**Task directions**
Please answer these questions using the passage on nucleolar stress below.
1. By what is the standard deviation of pixel intensities normalized to give the CV?
2. Below what value were the normalized median CVs of compounds that caused NPM1 relocalization?
3. Which three treatments led to NPM1 relocalization?

**Text for analysis**
/---

In order to determine the extent of nucleolar stress we quantified the heterogeneity of nuclear NPM1 intensity distribution by its coefficient of variation (CV). The CV is the standard deviation of the pixel intensity populations corresponding to NPM1-based immunofluorescence normalized by the mean intensity of each nucleus. In cells that were undergoing stress, NPM1 is relatively evenly diffused throughout the nucleus, leading to homogeneous intensities and a small CV. Histograms of representative cells show a large population of medium intensity pixels across the cell for compounds that cause NPM1 relocalization (figure 2B). For cells that are not undergoing stress, NPM1 is concentrated in the periphery of the nucleolus while being absent in the nucleoplasm, resulting in a heterogeneous population of pixel intensities and a high CV. Histograms of cell images from compounds that do not cause NPM1 relocalization show large populations at the two extremes of the pixel intensity which would result in a large CV (figure 2B). CVs were calculated for each cell in a population and the distribution of these CVs was evaluated for each treatment condition. Corresponding to our representative NPM1 images (Figure 1A), compounds that caused no NPM1 redistribution had median CVs around 1 (when normalized to the no treatment control) while compounds that caused NPM1 relocalization had medians lower than 0.6 (normalized to the no treatment control). NPM1 relocalization was observed upon treatment with oxaliplatin, phenanthriplatin and actinomycin D (figure 2C). Additionally, treatment of the ligand phenanthridine alone is not sufficient to induce nucleolar stress (Figure 2C).

\---

**Entries shown**
/---

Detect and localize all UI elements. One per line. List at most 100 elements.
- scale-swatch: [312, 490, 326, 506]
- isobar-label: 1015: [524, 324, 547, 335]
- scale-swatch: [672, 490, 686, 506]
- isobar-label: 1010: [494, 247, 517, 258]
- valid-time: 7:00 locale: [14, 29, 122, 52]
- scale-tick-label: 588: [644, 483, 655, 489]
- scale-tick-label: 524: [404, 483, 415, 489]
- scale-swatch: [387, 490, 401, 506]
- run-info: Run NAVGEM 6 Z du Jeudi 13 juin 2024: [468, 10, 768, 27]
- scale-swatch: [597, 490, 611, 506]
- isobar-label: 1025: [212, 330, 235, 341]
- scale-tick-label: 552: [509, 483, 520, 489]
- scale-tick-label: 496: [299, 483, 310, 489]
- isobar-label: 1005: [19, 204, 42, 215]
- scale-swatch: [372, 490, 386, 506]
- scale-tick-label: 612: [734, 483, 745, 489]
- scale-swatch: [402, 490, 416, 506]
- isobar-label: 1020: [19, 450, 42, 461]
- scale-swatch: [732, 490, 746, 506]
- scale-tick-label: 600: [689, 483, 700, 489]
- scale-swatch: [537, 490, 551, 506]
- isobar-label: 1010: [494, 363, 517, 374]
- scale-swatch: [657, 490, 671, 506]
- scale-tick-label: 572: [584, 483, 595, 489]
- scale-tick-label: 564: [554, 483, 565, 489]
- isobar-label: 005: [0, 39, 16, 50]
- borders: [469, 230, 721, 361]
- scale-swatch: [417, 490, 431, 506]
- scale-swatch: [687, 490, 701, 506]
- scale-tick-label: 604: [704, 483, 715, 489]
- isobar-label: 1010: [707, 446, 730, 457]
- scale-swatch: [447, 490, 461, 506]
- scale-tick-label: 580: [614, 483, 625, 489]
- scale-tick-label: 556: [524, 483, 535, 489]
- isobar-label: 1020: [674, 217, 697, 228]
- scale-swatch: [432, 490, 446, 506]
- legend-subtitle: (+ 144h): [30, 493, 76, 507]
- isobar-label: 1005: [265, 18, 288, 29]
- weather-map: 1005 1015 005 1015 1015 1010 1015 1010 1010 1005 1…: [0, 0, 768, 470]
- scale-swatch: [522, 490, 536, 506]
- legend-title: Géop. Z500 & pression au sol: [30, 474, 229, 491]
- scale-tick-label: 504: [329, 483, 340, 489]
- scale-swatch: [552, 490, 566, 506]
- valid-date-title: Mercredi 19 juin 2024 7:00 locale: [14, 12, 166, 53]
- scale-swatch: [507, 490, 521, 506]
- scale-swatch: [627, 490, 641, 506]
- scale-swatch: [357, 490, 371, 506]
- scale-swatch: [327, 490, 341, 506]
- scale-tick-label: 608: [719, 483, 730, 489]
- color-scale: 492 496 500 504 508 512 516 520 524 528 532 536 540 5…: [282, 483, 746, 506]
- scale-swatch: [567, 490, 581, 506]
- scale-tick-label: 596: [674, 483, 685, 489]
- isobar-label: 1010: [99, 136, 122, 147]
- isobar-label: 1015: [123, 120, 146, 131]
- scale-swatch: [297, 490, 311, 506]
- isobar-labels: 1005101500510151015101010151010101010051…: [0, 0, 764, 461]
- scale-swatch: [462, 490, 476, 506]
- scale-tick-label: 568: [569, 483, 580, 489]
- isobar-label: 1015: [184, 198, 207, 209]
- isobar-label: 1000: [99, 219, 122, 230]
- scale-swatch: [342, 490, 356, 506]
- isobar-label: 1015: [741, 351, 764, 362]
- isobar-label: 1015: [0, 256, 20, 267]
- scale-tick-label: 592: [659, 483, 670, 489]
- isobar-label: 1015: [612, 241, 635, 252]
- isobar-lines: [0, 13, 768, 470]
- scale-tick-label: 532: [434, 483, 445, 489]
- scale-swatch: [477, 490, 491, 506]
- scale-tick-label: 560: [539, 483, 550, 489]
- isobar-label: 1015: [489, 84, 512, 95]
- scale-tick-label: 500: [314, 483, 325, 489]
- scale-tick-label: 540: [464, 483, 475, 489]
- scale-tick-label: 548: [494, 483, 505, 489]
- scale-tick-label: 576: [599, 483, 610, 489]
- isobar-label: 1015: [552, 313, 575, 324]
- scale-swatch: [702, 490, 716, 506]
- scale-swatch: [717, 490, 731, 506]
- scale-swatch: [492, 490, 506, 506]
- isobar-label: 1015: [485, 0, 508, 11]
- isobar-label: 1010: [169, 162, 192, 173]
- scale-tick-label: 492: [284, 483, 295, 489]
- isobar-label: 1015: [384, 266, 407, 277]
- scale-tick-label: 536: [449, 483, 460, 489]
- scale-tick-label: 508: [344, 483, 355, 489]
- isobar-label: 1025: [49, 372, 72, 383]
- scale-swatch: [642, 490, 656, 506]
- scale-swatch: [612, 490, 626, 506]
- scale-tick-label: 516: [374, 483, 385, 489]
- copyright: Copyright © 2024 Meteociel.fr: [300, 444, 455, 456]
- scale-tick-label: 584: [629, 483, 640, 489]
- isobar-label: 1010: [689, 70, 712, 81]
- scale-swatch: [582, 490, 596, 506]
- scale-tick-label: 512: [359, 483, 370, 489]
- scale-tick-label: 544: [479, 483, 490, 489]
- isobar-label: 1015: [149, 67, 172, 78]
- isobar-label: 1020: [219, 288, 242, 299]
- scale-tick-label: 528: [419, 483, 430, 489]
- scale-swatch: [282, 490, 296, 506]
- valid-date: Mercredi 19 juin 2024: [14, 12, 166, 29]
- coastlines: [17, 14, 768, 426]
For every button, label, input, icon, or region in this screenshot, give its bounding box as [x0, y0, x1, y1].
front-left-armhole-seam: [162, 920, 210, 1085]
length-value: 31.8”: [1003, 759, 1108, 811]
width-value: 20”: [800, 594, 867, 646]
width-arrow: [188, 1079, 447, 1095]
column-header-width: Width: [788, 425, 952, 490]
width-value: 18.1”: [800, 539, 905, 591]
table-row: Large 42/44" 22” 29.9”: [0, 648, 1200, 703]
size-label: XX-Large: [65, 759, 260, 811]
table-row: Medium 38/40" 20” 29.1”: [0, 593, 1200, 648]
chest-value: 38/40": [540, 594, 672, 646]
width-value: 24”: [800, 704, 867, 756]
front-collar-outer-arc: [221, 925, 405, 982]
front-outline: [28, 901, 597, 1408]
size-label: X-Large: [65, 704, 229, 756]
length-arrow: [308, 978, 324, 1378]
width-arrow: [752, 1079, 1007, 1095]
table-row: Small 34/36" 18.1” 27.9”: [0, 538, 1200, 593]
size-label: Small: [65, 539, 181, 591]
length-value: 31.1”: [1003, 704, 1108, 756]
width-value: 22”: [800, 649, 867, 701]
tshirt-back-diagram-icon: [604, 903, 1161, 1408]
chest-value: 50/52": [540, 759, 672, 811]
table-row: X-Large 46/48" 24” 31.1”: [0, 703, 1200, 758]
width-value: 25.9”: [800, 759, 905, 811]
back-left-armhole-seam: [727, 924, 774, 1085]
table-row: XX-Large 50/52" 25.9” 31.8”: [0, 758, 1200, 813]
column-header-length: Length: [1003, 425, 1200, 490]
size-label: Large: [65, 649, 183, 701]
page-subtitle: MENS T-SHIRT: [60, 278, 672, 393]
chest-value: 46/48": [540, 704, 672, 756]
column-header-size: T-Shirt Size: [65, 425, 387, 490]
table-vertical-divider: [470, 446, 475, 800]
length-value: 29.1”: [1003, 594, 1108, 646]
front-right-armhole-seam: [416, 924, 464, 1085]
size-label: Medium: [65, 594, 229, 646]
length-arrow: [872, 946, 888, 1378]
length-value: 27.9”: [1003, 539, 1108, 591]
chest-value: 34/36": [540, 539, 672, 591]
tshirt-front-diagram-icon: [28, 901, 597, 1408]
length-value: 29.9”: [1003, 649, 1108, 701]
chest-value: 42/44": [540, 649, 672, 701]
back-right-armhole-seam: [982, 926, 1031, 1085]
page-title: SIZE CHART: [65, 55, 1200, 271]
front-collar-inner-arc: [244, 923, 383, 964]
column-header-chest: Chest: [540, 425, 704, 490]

\---

**Completed exercise**
1. The mean intensity of each nucleus.
2. 0.6.
3. Oxaliplatin, phenanthriplatin and actinomycin D.